_Objective_: From the data that follows, copy every line holding the string "agosto".

BEGIN Material supplied

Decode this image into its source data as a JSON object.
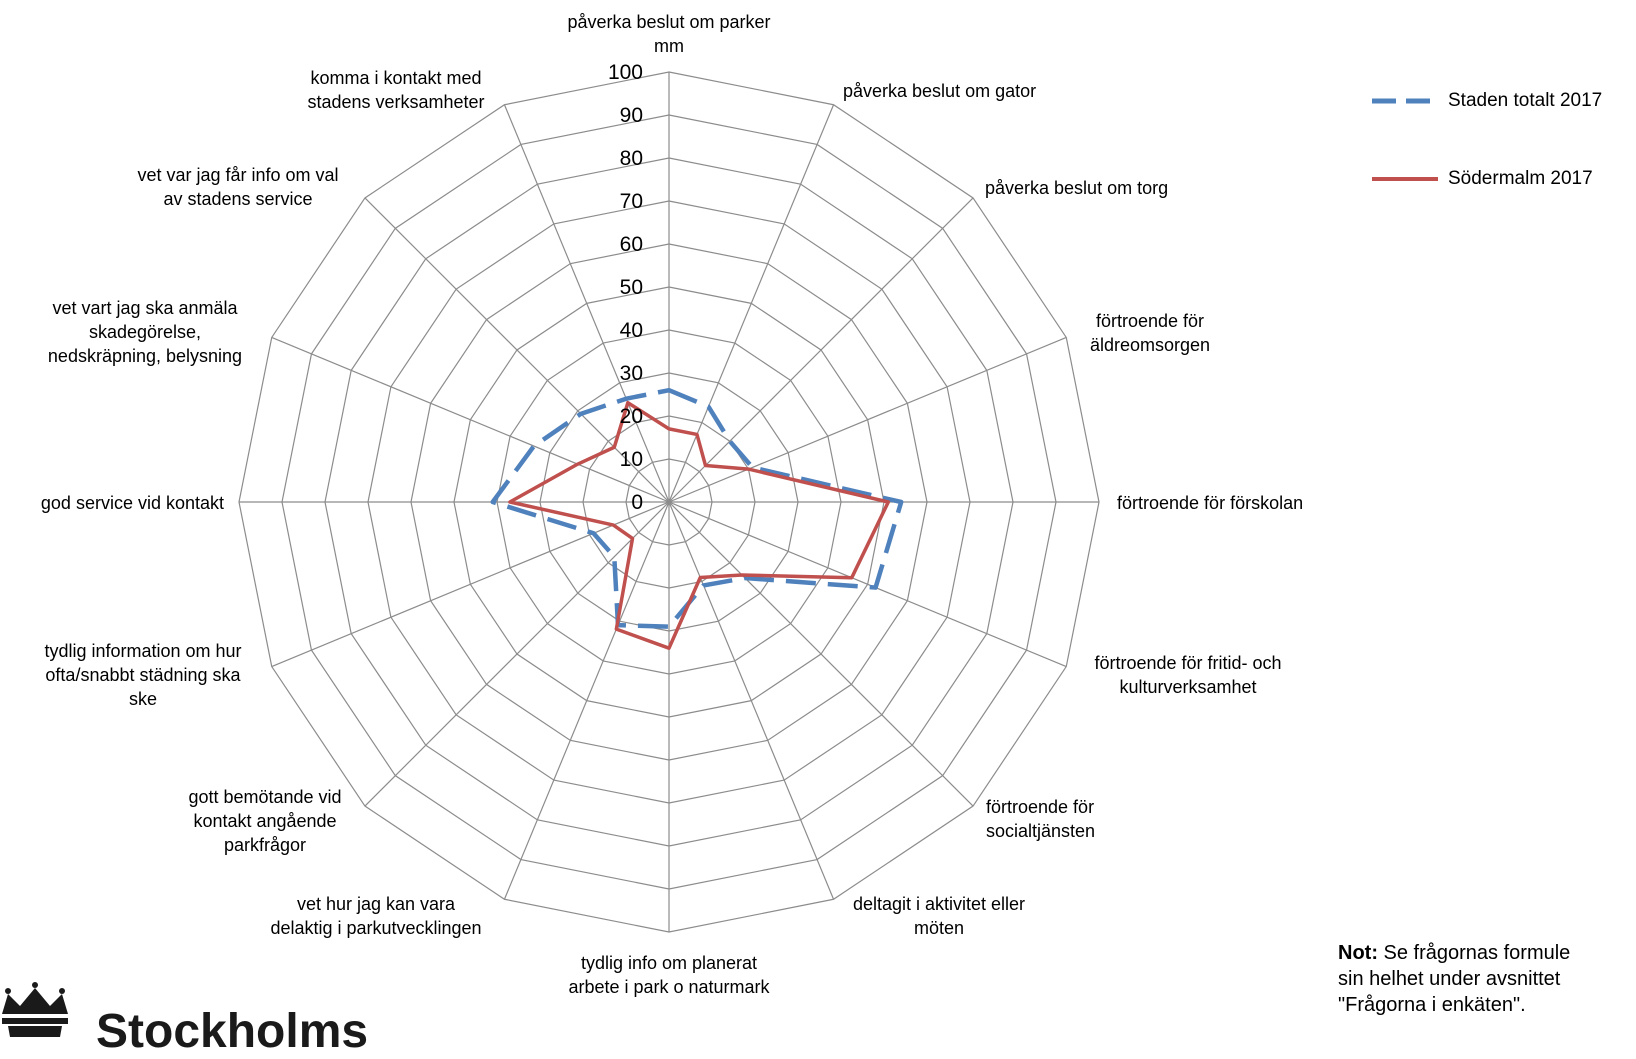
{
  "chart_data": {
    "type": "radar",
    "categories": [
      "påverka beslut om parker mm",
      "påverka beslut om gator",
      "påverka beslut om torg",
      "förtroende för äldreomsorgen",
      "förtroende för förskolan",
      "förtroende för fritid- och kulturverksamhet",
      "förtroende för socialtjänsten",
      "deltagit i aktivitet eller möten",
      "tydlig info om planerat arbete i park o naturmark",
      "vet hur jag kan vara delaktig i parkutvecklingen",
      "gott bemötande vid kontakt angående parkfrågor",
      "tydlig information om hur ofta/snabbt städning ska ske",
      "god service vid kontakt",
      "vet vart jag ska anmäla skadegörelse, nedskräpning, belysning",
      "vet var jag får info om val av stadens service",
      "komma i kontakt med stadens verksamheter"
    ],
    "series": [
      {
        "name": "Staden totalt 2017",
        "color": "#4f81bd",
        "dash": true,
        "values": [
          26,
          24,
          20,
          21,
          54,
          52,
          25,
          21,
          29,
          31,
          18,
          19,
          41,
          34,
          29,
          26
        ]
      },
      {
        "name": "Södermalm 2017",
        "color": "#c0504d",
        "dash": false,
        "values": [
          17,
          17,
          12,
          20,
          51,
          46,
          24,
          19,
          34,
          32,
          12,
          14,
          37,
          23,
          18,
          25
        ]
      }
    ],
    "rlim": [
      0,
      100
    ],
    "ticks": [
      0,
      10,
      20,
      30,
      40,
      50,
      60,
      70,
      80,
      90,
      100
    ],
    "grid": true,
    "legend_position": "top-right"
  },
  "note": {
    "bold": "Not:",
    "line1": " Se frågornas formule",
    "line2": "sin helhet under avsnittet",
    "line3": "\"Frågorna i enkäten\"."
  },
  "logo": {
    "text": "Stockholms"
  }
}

END Material supplied
BEGIN Material supplied

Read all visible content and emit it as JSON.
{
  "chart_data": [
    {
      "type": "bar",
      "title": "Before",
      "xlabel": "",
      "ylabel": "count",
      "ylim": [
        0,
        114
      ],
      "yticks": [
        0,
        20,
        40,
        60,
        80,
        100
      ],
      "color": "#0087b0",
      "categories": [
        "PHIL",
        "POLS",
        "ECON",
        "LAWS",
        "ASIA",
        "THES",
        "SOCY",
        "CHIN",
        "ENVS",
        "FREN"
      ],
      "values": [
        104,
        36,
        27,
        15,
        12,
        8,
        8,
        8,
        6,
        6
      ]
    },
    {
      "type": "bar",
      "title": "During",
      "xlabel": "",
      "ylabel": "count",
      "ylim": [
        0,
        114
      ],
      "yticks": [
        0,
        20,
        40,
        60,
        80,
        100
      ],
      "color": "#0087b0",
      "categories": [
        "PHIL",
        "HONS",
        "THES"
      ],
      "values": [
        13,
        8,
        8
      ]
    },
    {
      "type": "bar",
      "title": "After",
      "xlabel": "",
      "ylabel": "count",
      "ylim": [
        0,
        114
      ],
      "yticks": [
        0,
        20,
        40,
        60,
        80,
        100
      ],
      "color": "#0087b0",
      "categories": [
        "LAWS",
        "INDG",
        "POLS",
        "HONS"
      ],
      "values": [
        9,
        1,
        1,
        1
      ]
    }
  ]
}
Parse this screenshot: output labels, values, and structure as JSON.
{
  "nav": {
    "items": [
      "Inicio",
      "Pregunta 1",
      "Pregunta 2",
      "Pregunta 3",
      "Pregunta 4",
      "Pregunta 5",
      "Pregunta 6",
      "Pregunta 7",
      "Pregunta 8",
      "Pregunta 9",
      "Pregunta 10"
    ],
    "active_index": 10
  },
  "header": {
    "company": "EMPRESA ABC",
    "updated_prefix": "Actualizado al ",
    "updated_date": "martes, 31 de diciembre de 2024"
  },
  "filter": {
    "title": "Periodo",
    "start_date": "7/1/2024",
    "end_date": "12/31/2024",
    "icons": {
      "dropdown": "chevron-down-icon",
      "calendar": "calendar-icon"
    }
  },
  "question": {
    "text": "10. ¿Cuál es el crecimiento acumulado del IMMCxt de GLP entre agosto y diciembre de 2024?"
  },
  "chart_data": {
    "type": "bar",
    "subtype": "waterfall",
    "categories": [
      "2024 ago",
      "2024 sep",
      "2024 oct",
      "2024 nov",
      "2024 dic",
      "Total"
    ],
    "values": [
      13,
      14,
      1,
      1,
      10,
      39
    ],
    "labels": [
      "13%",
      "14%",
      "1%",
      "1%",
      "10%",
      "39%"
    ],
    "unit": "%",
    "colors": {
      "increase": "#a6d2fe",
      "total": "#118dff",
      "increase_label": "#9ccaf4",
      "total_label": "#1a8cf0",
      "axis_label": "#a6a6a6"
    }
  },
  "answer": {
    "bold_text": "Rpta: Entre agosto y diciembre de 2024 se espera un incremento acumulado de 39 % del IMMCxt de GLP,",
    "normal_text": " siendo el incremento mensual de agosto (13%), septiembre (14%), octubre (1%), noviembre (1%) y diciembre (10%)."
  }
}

END Material supplied

_Expected output_:
    "text": "10. ¿Cuál es el crecimiento acumulado del IMMCxt de GLP entre agosto y diciembre de 2024?"
    "bold_text": "Rpta: Entre agosto y diciembre de 2024 se espera un incremento acumulado de 39 % del IMMCxt de GLP,",
    "normal_text": " siendo el incremento mensual de agosto (13%), septiembre (14%), octubre (1%), noviembre (1%) y diciembre (10%)."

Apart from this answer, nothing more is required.